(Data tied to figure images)
+++

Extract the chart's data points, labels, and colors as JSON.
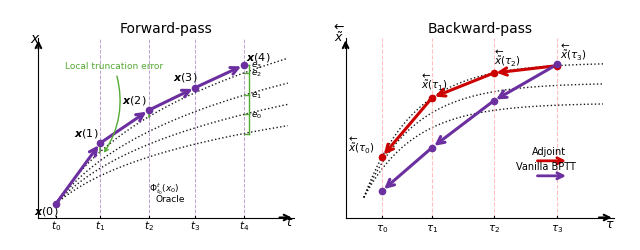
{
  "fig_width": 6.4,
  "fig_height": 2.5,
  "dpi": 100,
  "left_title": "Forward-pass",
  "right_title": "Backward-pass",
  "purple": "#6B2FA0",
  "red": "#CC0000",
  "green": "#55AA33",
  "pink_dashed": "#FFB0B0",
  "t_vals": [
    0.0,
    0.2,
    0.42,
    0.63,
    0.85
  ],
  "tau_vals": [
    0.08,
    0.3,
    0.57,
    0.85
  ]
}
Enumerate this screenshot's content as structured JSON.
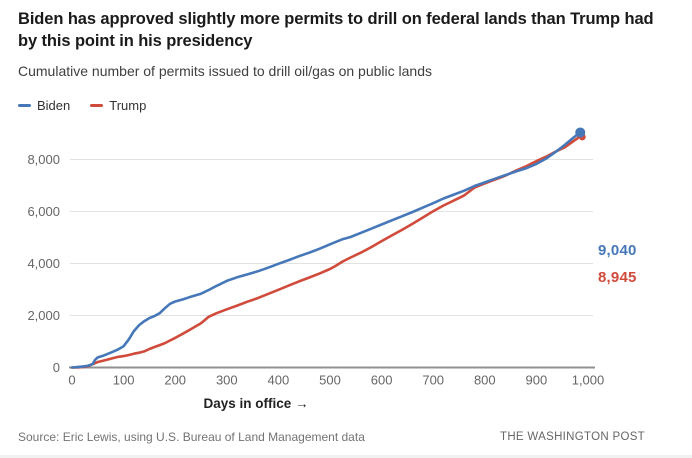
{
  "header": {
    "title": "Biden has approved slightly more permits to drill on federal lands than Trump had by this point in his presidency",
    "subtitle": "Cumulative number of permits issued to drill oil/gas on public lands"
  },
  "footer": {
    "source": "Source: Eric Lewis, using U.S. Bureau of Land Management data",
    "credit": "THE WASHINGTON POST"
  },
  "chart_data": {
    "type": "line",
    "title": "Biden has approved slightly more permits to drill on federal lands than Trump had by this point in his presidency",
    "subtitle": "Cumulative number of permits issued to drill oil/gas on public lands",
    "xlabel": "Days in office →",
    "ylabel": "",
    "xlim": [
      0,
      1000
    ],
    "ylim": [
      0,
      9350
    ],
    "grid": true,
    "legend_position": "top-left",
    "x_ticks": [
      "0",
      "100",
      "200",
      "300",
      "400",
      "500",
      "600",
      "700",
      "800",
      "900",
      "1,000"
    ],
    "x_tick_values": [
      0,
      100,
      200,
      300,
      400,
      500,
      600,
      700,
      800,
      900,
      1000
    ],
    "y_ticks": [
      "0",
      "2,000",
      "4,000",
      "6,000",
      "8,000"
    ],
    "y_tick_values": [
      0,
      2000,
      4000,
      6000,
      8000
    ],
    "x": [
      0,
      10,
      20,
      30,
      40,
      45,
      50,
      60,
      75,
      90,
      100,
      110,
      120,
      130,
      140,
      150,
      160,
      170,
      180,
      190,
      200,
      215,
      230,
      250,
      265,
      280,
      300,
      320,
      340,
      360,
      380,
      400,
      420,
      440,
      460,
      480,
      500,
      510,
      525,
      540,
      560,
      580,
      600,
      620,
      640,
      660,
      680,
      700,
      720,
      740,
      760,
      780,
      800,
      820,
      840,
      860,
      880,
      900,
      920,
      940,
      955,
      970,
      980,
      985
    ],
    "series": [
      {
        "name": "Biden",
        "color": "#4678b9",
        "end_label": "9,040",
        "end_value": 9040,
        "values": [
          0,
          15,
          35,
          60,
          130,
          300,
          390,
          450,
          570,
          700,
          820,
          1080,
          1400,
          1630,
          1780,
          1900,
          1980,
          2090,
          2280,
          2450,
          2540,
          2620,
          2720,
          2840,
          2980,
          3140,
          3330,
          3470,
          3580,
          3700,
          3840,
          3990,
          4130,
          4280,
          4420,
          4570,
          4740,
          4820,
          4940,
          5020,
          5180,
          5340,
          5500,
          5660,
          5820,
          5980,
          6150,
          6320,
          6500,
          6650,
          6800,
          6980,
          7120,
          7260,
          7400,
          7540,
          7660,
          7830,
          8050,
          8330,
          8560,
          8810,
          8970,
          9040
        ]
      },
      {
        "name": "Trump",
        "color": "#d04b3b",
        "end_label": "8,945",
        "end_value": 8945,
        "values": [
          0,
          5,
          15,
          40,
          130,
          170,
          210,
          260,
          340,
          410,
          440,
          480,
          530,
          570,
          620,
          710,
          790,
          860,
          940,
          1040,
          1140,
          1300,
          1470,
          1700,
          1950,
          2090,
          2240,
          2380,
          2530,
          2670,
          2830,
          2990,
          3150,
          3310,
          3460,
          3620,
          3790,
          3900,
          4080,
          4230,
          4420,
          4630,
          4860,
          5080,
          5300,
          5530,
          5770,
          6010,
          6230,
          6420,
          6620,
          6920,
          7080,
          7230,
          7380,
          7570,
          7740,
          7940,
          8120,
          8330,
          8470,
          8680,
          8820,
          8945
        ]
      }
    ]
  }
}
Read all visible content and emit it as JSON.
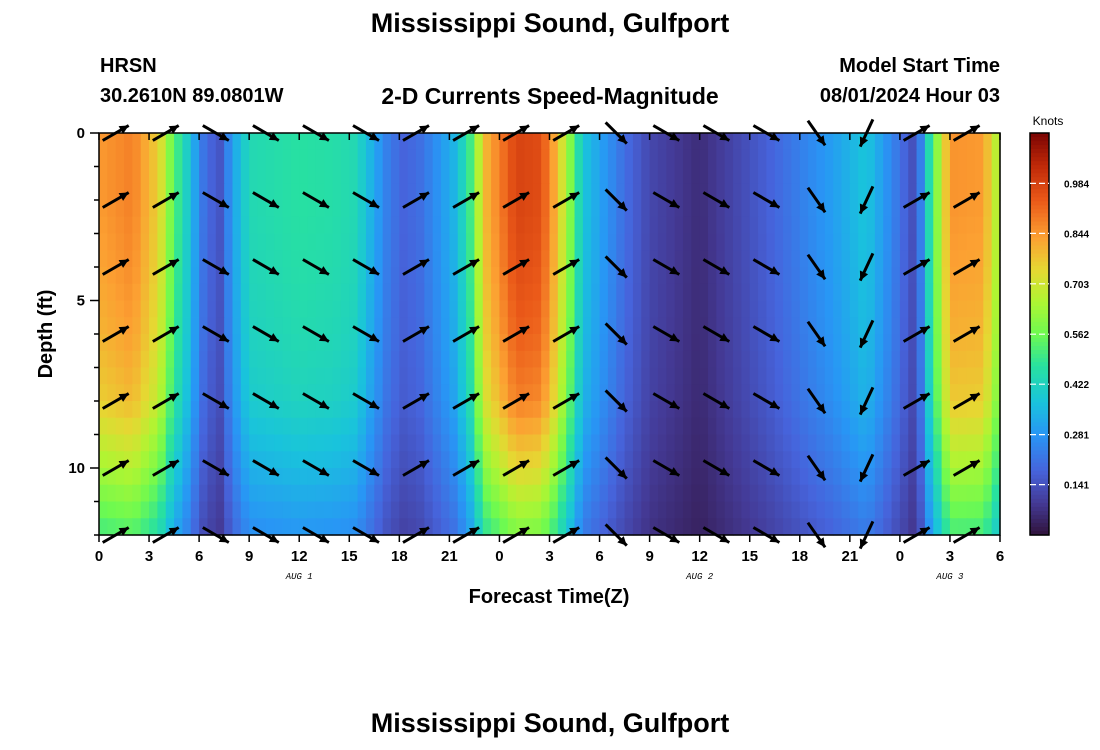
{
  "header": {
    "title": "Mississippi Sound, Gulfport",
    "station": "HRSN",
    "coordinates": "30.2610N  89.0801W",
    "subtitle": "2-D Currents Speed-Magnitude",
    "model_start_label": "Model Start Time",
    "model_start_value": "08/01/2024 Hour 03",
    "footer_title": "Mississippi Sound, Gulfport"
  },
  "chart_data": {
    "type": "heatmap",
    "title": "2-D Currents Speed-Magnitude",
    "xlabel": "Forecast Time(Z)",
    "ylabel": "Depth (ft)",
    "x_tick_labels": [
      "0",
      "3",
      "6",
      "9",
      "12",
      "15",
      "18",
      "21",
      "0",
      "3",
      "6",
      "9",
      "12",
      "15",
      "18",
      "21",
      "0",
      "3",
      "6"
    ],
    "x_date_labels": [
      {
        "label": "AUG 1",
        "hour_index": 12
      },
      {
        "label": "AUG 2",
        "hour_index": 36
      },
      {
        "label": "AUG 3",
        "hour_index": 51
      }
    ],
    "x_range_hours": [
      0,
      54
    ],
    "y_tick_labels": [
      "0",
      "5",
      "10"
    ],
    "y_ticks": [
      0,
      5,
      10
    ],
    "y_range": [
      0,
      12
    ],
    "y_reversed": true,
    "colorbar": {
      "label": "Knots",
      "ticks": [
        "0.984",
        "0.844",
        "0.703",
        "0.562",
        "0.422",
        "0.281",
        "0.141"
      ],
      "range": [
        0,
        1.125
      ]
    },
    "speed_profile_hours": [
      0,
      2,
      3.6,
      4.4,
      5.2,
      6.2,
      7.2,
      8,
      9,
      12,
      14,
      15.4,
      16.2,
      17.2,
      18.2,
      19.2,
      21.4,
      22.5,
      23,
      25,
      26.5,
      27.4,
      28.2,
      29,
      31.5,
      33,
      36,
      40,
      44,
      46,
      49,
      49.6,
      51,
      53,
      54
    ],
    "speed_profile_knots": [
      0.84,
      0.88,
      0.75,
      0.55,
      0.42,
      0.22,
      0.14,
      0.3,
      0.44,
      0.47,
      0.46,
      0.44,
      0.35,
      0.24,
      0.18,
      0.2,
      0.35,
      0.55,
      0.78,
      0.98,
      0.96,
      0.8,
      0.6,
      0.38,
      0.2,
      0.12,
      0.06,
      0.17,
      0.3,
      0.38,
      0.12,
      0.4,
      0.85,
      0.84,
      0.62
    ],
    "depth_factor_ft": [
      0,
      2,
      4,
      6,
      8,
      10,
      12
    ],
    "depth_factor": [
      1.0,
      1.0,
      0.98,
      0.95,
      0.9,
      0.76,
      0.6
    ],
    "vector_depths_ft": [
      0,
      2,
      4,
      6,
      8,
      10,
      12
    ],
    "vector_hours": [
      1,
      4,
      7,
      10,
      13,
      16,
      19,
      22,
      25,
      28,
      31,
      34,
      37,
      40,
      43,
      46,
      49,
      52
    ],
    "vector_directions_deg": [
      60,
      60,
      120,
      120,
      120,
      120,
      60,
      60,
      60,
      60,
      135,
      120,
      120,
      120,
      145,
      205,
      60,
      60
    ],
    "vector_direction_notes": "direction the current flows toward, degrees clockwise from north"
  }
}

+++

Leave out all images, then reproduce the entries above exactly.

## Reply to the exercise
Extract the chart's data points, labels, and colors as JSON.
{
  "fig_width": 6.4,
  "fig_height": 2.5,
  "dpi": 100,
  "left_title": "Forward-pass",
  "right_title": "Backward-pass",
  "purple": "#6B2FA0",
  "red": "#CC0000",
  "green": "#55AA33",
  "pink_dashed": "#FFB0B0",
  "t_vals": [
    0.0,
    0.2,
    0.42,
    0.63,
    0.85
  ],
  "tau_vals": [
    0.08,
    0.3,
    0.57,
    0.85
  ]
}
Enumerate this screenshot's content as structured JSON.
{
  "header": {
    "title": "Biden has approved slightly more permits to drill on federal lands than Trump had by this point in his presidency",
    "subtitle": "Cumulative number of permits issued to drill oil/gas on public lands"
  },
  "footer": {
    "source": "Source: Eric Lewis, using U.S. Bureau of Land Management data",
    "credit": "THE WASHINGTON POST"
  },
  "chart_data": {
    "type": "line",
    "title": "Biden has approved slightly more permits to drill on federal lands than Trump had by this point in his presidency",
    "subtitle": "Cumulative number of permits issued to drill oil/gas on public lands",
    "xlabel": "Days in office →",
    "ylabel": "",
    "xlim": [
      0,
      1000
    ],
    "ylim": [
      0,
      9350
    ],
    "grid": true,
    "legend_position": "top-left",
    "x_ticks": [
      "0",
      "100",
      "200",
      "300",
      "400",
      "500",
      "600",
      "700",
      "800",
      "900",
      "1,000"
    ],
    "x_tick_values": [
      0,
      100,
      200,
      300,
      400,
      500,
      600,
      700,
      800,
      900,
      1000
    ],
    "y_ticks": [
      "0",
      "2,000",
      "4,000",
      "6,000",
      "8,000"
    ],
    "y_tick_values": [
      0,
      2000,
      4000,
      6000,
      8000
    ],
    "x": [
      0,
      10,
      20,
      30,
      40,
      45,
      50,
      60,
      75,
      90,
      100,
      110,
      120,
      130,
      140,
      150,
      160,
      170,
      180,
      190,
      200,
      215,
      230,
      250,
      265,
      280,
      300,
      320,
      340,
      360,
      380,
      400,
      420,
      440,
      460,
      480,
      500,
      510,
      525,
      540,
      560,
      580,
      600,
      620,
      640,
      660,
      680,
      700,
      720,
      740,
      760,
      780,
      800,
      820,
      840,
      860,
      880,
      900,
      920,
      940,
      955,
      970,
      980,
      985
    ],
    "series": [
      {
        "name": "Biden",
        "color": "#4678b9",
        "end_label": "9,040",
        "end_value": 9040,
        "values": [
          0,
          15,
          35,
          60,
          130,
          300,
          390,
          450,
          570,
          700,
          820,
          1080,
          1400,
          1630,
          1780,
          1900,
          1980,
          2090,
          2280,
          2450,
          2540,
          2620,
          2720,
          2840,
          2980,
          3140,
          3330,
          3470,
          3580,
          3700,
          3840,
          3990,
          4130,
          4280,
          4420,
          4570,
          4740,
          4820,
          4940,
          5020,
          5180,
          5340,
          5500,
          5660,
          5820,
          5980,
          6150,
          6320,
          6500,
          6650,
          6800,
          6980,
          7120,
          7260,
          7400,
          7540,
          7660,
          7830,
          8050,
          8330,
          8560,
          8810,
          8970,
          9040
        ]
      },
      {
        "name": "Trump",
        "color": "#d04b3b",
        "end_label": "8,945",
        "end_value": 8945,
        "values": [
          0,
          5,
          15,
          40,
          130,
          170,
          210,
          260,
          340,
          410,
          440,
          480,
          530,
          570,
          620,
          710,
          790,
          860,
          940,
          1040,
          1140,
          1300,
          1470,
          1700,
          1950,
          2090,
          2240,
          2380,
          2530,
          2670,
          2830,
          2990,
          3150,
          3310,
          3460,
          3620,
          3790,
          3900,
          4080,
          4230,
          4420,
          4630,
          4860,
          5080,
          5300,
          5530,
          5770,
          6010,
          6230,
          6420,
          6620,
          6920,
          7080,
          7230,
          7380,
          7570,
          7740,
          7940,
          8120,
          8330,
          8470,
          8680,
          8820,
          8945
        ]
      }
    ]
  }
}
Read all visible content and emit it as JSON.
{
  "header": {
    "title": "Mississippi Sound, Gulfport",
    "station": "HRSN",
    "coordinates": "30.2610N  89.0801W",
    "subtitle": "2-D Currents Speed-Magnitude",
    "model_start_label": "Model Start Time",
    "model_start_value": "08/01/2024 Hour 03",
    "footer_title": "Mississippi Sound, Gulfport"
  },
  "chart_data": {
    "type": "heatmap",
    "title": "2-D Currents Speed-Magnitude",
    "xlabel": "Forecast Time(Z)",
    "ylabel": "Depth (ft)",
    "x_tick_labels": [
      "0",
      "3",
      "6",
      "9",
      "12",
      "15",
      "18",
      "21",
      "0",
      "3",
      "6",
      "9",
      "12",
      "15",
      "18",
      "21",
      "0",
      "3",
      "6"
    ],
    "x_date_labels": [
      {
        "label": "AUG 1",
        "hour_index": 12
      },
      {
        "label": "AUG 2",
        "hour_index": 36
      },
      {
        "label": "AUG 3",
        "hour_index": 51
      }
    ],
    "x_range_hours": [
      0,
      54
    ],
    "y_tick_labels": [
      "0",
      "5",
      "10"
    ],
    "y_ticks": [
      0,
      5,
      10
    ],
    "y_range": [
      0,
      12
    ],
    "y_reversed": true,
    "colorbar": {
      "label": "Knots",
      "ticks": [
        "0.984",
        "0.844",
        "0.703",
        "0.562",
        "0.422",
        "0.281",
        "0.141"
      ],
      "range": [
        0,
        1.125
      ]
    },
    "speed_profile_hours": [
      0,
      2,
      3.6,
      4.4,
      5.2,
      6.2,
      7.2,
      8,
      9,
      12,
      14,
      15.4,
      16.2,
      17.2,
      18.2,
      19.2,
      21.4,
      22.5,
      23,
      25,
      26.5,
      27.4,
      28.2,
      29,
      31.5,
      33,
      36,
      40,
      44,
      46,
      49,
      49.6,
      51,
      53,
      54
    ],
    "speed_profile_knots": [
      0.84,
      0.88,
      0.75,
      0.55,
      0.42,
      0.22,
      0.14,
      0.3,
      0.44,
      0.47,
      0.46,
      0.44,
      0.35,
      0.24,
      0.18,
      0.2,
      0.35,
      0.55,
      0.78,
      0.98,
      0.96,
      0.8,
      0.6,
      0.38,
      0.2,
      0.12,
      0.06,
      0.17,
      0.3,
      0.38,
      0.12,
      0.4,
      0.85,
      0.84,
      0.62
    ],
    "depth_factor_ft": [
      0,
      2,
      4,
      6,
      8,
      10,
      12
    ],
    "depth_factor": [
      1.0,
      1.0,
      0.98,
      0.95,
      0.9,
      0.76,
      0.6
    ],
    "vector_depths_ft": [
      0,
      2,
      4,
      6,
      8,
      10,
      12
    ],
    "vector_hours": [
      1,
      4,
      7,
      10,
      13,
      16,
      19,
      22,
      25,
      28,
      31,
      34,
      37,
      40,
      43,
      46,
      49,
      52
    ],
    "vector_directions_deg": [
      60,
      60,
      120,
      120,
      120,
      120,
      60,
      60,
      60,
      60,
      135,
      120,
      120,
      120,
      145,
      205,
      60,
      60
    ],
    "vector_direction_notes": "direction the current flows toward, degrees clockwise from north"
  }
}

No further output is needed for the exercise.